** Begin **

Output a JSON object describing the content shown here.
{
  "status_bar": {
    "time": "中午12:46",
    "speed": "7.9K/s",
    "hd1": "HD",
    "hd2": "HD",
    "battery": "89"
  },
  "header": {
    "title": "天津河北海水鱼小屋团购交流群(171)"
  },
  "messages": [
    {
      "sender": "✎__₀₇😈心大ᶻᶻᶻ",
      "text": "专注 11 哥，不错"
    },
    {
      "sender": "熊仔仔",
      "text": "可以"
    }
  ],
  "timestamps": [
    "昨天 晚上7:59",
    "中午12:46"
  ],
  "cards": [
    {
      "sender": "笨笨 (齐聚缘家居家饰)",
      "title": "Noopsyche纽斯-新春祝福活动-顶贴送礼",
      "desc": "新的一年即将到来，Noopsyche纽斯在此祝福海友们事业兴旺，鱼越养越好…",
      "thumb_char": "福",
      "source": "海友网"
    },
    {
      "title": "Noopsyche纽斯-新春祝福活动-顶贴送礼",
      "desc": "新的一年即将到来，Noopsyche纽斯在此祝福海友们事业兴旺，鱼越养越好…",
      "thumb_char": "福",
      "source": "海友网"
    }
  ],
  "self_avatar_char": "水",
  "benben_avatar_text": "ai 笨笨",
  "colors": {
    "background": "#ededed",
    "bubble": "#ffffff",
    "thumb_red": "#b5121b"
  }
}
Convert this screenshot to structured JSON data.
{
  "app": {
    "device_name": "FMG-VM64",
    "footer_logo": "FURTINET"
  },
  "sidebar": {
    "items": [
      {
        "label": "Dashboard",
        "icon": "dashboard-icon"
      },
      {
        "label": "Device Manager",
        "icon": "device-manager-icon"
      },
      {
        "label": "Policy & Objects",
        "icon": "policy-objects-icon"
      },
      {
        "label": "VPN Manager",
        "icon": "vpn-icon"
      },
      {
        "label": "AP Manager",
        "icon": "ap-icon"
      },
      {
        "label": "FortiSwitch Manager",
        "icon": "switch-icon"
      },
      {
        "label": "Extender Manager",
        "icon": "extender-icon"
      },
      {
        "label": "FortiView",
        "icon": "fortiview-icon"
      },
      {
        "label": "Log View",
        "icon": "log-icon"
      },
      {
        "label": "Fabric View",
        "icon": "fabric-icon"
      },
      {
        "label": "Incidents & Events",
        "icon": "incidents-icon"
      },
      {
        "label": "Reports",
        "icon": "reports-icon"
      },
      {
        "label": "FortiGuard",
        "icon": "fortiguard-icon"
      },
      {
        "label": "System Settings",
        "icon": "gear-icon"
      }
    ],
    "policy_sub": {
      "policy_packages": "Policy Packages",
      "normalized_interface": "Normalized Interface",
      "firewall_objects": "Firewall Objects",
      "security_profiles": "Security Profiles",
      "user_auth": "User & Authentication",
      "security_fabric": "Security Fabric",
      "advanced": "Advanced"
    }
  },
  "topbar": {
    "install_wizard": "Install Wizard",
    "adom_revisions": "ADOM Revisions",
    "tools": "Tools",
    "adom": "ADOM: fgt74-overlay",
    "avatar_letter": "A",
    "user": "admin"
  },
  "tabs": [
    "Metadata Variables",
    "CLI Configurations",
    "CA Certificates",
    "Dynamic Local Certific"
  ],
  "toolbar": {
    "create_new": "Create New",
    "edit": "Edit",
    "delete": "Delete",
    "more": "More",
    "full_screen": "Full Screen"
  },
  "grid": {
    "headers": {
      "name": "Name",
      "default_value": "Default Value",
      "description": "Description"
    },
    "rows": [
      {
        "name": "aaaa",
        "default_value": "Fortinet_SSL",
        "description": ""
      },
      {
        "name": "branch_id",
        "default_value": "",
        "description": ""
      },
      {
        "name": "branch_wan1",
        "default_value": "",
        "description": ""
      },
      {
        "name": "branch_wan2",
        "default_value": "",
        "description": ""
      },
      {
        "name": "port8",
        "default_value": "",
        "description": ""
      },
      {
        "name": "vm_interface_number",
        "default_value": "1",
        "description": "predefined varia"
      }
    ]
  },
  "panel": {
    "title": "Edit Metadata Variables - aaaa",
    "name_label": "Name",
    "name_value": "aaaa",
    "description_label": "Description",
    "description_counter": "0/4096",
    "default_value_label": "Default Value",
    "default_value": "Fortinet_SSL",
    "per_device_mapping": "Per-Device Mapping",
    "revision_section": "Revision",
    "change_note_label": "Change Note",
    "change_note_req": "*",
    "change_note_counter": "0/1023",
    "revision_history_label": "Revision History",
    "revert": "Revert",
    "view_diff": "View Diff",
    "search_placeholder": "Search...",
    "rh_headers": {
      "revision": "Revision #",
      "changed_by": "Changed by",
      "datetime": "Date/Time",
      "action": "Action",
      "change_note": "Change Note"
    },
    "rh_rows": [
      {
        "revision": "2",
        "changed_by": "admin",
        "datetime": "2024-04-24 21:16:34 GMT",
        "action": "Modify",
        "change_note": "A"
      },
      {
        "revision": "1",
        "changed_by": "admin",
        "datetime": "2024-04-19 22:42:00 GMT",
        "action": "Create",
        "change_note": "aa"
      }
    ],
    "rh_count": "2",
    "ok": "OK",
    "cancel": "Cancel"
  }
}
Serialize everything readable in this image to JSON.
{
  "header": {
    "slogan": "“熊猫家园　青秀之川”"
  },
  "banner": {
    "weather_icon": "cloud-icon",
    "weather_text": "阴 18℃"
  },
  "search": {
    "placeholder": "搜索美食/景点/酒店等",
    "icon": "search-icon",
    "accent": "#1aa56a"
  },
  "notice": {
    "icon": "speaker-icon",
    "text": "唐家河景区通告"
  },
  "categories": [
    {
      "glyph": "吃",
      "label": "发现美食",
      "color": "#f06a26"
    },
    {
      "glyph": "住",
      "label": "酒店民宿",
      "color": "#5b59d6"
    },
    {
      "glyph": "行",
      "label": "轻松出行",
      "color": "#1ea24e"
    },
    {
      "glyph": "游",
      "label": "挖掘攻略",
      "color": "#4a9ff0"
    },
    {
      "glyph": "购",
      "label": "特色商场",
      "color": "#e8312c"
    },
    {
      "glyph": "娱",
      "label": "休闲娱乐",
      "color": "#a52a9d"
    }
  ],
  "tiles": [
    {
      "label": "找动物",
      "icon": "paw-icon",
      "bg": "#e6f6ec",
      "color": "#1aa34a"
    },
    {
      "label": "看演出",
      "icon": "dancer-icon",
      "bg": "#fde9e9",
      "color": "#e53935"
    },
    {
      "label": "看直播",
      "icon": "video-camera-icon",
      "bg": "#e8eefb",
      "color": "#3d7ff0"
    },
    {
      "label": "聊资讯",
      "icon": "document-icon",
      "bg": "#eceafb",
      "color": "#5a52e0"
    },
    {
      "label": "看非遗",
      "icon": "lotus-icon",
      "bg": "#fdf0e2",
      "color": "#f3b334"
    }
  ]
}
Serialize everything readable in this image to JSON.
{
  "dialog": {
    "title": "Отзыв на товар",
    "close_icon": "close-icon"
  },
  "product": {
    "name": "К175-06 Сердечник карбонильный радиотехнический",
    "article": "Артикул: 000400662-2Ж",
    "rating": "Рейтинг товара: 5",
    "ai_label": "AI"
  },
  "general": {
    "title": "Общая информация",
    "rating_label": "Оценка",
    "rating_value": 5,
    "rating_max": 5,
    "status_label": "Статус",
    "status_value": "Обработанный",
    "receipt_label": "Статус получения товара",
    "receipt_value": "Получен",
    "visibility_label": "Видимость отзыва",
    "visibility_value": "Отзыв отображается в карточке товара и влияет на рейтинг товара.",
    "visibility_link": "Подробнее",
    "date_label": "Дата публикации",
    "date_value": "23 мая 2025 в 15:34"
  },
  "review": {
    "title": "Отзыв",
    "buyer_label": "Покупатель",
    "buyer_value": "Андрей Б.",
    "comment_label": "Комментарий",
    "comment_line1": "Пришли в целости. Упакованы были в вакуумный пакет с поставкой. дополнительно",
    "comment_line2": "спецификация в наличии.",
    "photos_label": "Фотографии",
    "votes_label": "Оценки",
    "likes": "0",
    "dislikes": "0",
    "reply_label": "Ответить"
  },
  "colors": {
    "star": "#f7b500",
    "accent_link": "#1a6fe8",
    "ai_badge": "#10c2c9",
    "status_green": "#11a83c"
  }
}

** End **

*PROBLEM DESCRIPTION*: Look over the material above and show each line where "Edit" appears.

*WRITTEN SOLUTION*:
    "edit": "Edit",
    "title": "Edit Metadata Variables - aaaa",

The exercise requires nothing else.